[START OF Recorded information]

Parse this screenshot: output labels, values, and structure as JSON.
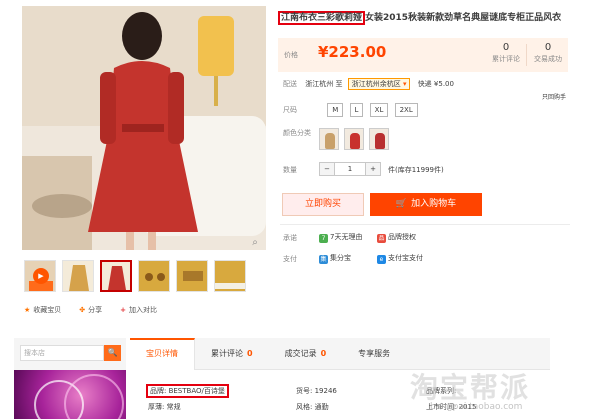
{
  "product": {
    "title_highlight": "江南布衣三彩歌莉娅",
    "title_rest": "女装2015秋装新款劲草名典屋谜底专柜正品风衣",
    "price_label": "价格",
    "price": "¥223.00",
    "stats": [
      {
        "value": "0",
        "label": "累计评论"
      },
      {
        "value": "0",
        "label": "交易成功"
      }
    ]
  },
  "delivery": {
    "label": "配送",
    "from": "浙江杭州 至",
    "to": "浙江杭州余杭区",
    "shipping": "快递 ¥5.00",
    "note": "只回购手"
  },
  "size": {
    "label": "尺码",
    "options": [
      "M",
      "L",
      "XL",
      "2XL"
    ]
  },
  "color": {
    "label": "颜色分类",
    "swatch_colors": [
      "#c8a06a",
      "#c8322d",
      "#b83030"
    ]
  },
  "quantity": {
    "label": "数量",
    "minus": "−",
    "value": "1",
    "plus": "+",
    "unit": "件(库存11999件)"
  },
  "buttons": {
    "buy_now": "立即购买",
    "add_cart": "加入购物车"
  },
  "promise": {
    "label": "承诺",
    "items": [
      {
        "icon": "7",
        "text": "7天无理由",
        "color": "#4caf50"
      },
      {
        "icon": "品",
        "text": "品牌授权",
        "color": "#e84c3d"
      }
    ]
  },
  "payment": {
    "label": "支付",
    "items": [
      {
        "icon": "集",
        "text": "集分宝",
        "color": "#2d8cd7"
      },
      {
        "icon": "e",
        "text": "支付宝支付",
        "color": "#1e88e5"
      }
    ]
  },
  "actions": {
    "favorite": "收藏宝贝",
    "share": "分享",
    "compare": "加入对比"
  },
  "shop": {
    "search_placeholder": "搜本店",
    "search_button": "🔍"
  },
  "tabs": [
    {
      "label": "宝贝详情",
      "count": ""
    },
    {
      "label": "累计评论",
      "count": "0"
    },
    {
      "label": "成交记录",
      "count": "0"
    },
    {
      "label": "专享服务",
      "count": ""
    }
  ],
  "attributes": [
    "品牌: BESTBAO/百诗堡",
    "货号: 19246",
    "厚薄: 常规",
    "风格: 通勤",
    "品牌系列:",
    "上市时间: 2015"
  ],
  "watermark": {
    "main": "淘宝帮派",
    "url": "bangpai.taobao.com"
  }
}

[END OF Recorded information]

The task: Write out the entries above verbatim; the pictures do not belong in your copy.

Reply to the exercise:
Parse this screenshot: output labels, values, and structure as JSON.
{
  "product": {
    "title_highlight": "江南布衣三彩歌莉娅",
    "title_rest": "女装2015秋装新款劲草名典屋谜底专柜正品风衣",
    "price_label": "价格",
    "price": "¥223.00",
    "stats": [
      {
        "value": "0",
        "label": "累计评论"
      },
      {
        "value": "0",
        "label": "交易成功"
      }
    ]
  },
  "delivery": {
    "label": "配送",
    "from": "浙江杭州 至",
    "to": "浙江杭州余杭区",
    "shipping": "快递 ¥5.00",
    "note": "只回购手"
  },
  "size": {
    "label": "尺码",
    "options": [
      "M",
      "L",
      "XL",
      "2XL"
    ]
  },
  "color": {
    "label": "颜色分类",
    "swatch_colors": [
      "#c8a06a",
      "#c8322d",
      "#b83030"
    ]
  },
  "quantity": {
    "label": "数量",
    "minus": "−",
    "value": "1",
    "plus": "+",
    "unit": "件(库存11999件)"
  },
  "buttons": {
    "buy_now": "立即购买",
    "add_cart": "加入购物车"
  },
  "promise": {
    "label": "承诺",
    "items": [
      {
        "icon": "7",
        "text": "7天无理由",
        "color": "#4caf50"
      },
      {
        "icon": "品",
        "text": "品牌授权",
        "color": "#e84c3d"
      }
    ]
  },
  "payment": {
    "label": "支付",
    "items": [
      {
        "icon": "集",
        "text": "集分宝",
        "color": "#2d8cd7"
      },
      {
        "icon": "e",
        "text": "支付宝支付",
        "color": "#1e88e5"
      }
    ]
  },
  "actions": {
    "favorite": "收藏宝贝",
    "share": "分享",
    "compare": "加入对比"
  },
  "shop": {
    "search_placeholder": "搜本店",
    "search_button": "🔍"
  },
  "tabs": [
    {
      "label": "宝贝详情",
      "count": ""
    },
    {
      "label": "累计评论",
      "count": "0"
    },
    {
      "label": "成交记录",
      "count": "0"
    },
    {
      "label": "专享服务",
      "count": ""
    }
  ],
  "attributes": [
    "品牌: BESTBAO/百诗堡",
    "货号: 19246",
    "厚薄: 常规",
    "风格: 通勤",
    "品牌系列:",
    "上市时间: 2015"
  ],
  "watermark": {
    "main": "淘宝帮派",
    "url": "bangpai.taobao.com"
  }
}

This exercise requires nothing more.